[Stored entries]
Start

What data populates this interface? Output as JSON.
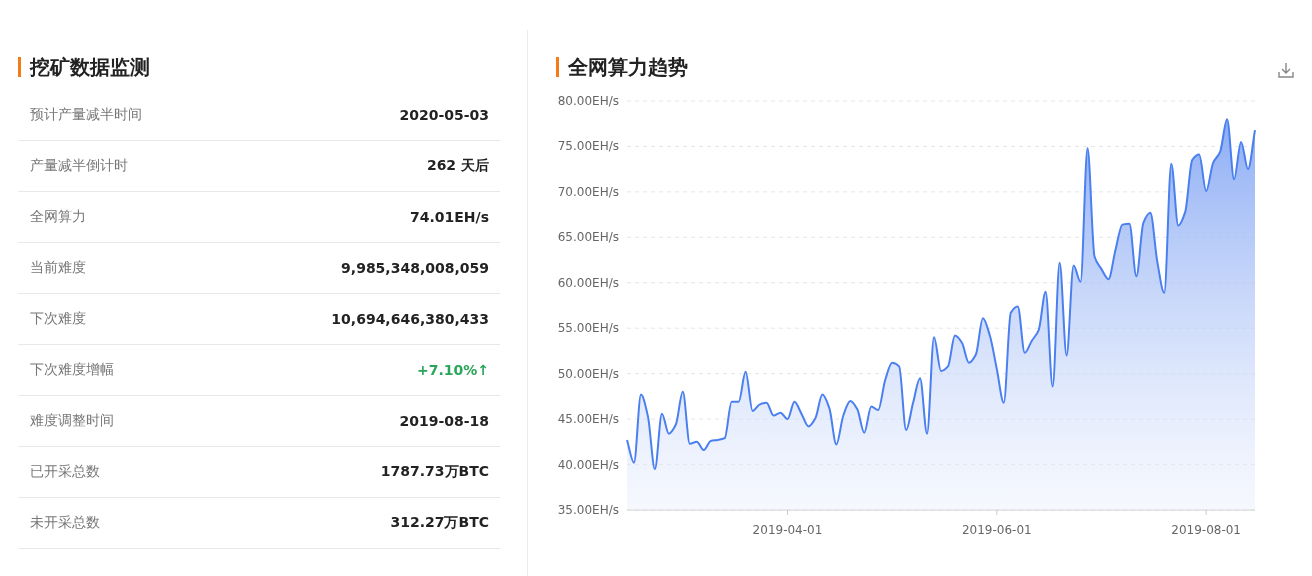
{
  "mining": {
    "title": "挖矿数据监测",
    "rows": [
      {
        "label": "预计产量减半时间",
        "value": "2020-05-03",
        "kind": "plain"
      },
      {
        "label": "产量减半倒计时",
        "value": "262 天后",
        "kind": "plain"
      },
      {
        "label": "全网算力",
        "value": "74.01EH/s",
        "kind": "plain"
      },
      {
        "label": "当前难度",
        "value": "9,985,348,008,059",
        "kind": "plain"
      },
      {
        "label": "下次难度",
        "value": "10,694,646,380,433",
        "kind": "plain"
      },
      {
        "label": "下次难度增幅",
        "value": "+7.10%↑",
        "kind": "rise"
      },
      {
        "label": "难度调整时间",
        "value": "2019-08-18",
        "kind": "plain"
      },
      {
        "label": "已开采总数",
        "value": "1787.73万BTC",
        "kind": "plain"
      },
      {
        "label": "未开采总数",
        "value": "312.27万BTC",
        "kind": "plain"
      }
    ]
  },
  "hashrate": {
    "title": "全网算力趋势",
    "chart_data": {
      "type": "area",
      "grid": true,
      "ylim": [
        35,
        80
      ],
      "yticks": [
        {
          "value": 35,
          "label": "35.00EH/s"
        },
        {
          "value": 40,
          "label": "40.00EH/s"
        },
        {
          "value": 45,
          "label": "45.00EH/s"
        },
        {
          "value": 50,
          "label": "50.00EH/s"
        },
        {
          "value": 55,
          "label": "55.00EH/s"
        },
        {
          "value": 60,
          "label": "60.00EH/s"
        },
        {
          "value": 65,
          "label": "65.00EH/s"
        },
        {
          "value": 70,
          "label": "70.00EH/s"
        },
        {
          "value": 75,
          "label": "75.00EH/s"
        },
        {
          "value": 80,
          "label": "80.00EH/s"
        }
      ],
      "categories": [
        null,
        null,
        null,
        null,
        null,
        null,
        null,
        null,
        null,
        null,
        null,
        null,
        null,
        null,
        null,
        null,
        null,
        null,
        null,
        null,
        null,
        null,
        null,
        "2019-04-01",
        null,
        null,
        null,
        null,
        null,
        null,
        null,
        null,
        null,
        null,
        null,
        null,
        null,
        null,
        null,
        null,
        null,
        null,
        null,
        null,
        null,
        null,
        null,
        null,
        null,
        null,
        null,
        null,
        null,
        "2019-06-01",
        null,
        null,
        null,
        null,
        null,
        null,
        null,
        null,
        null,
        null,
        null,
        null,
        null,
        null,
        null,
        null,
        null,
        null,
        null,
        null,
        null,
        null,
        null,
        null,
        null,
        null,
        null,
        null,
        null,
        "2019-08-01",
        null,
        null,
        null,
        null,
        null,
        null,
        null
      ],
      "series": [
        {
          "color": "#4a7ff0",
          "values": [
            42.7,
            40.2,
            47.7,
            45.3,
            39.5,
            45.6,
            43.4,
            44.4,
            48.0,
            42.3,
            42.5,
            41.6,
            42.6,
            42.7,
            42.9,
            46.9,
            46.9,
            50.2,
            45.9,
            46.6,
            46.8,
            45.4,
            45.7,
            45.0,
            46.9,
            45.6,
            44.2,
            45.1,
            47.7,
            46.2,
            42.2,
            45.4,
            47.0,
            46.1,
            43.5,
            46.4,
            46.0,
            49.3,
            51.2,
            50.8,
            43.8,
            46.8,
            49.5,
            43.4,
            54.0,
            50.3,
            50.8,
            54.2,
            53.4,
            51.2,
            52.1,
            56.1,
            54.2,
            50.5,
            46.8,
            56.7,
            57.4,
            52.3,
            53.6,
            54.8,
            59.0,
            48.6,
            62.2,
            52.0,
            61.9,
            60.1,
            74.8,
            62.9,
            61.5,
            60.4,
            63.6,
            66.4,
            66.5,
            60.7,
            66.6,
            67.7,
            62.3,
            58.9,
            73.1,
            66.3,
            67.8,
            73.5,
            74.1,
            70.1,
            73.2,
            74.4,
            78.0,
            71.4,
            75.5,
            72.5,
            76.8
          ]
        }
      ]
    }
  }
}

End
Start

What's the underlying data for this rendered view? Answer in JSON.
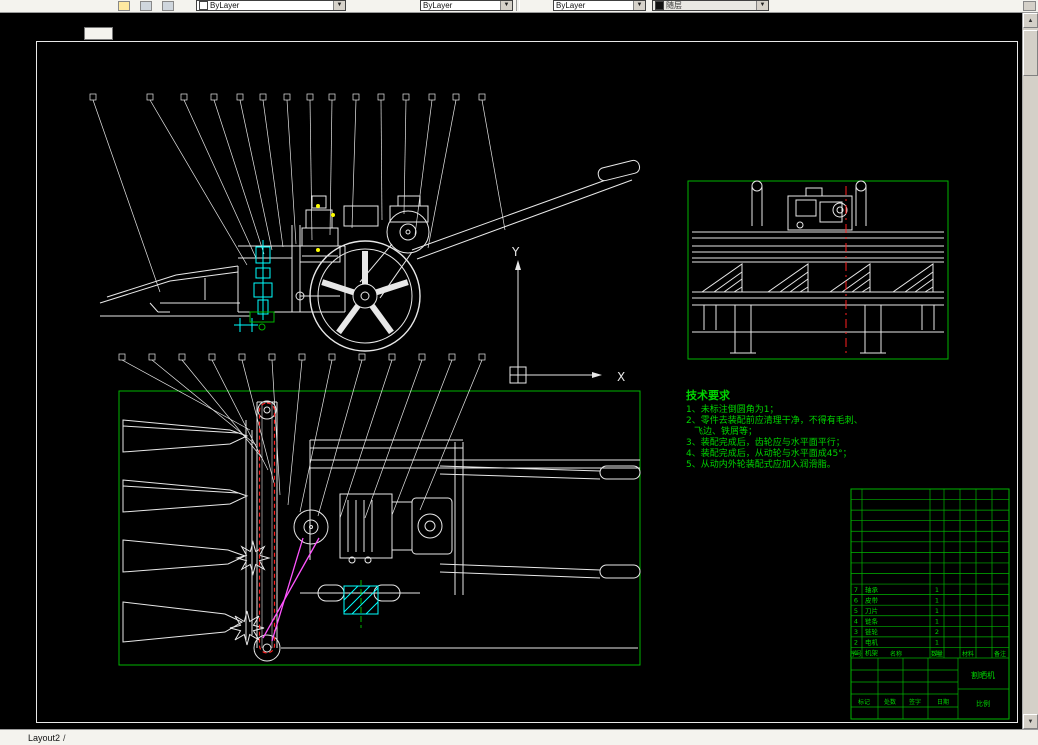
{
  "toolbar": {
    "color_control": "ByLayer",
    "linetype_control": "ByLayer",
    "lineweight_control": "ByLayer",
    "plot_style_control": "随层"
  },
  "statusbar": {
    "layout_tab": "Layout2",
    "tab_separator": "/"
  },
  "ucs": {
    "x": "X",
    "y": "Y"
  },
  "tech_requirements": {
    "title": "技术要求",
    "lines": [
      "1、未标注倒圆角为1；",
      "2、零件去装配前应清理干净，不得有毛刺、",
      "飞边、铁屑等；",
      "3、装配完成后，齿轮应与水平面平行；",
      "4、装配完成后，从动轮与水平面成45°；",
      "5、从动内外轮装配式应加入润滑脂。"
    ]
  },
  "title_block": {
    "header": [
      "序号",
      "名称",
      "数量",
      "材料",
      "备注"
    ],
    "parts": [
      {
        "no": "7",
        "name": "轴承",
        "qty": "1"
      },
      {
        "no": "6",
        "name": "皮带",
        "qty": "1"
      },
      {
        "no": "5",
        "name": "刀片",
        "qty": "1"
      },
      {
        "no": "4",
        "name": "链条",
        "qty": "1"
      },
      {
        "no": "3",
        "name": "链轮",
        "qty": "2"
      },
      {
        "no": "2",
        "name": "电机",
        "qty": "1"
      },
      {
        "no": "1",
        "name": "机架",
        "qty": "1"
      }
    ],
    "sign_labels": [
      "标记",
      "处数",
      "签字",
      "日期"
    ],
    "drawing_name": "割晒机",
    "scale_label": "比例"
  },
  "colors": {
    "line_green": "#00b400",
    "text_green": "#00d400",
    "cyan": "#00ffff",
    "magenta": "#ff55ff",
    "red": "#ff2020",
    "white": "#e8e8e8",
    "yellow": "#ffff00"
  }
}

End

Copy, from the material above, each line in which the string "ByLayer" occurs.

    "color_control": "ByLayer",
    "linetype_control": "ByLayer",
    "lineweight_control": "ByLayer",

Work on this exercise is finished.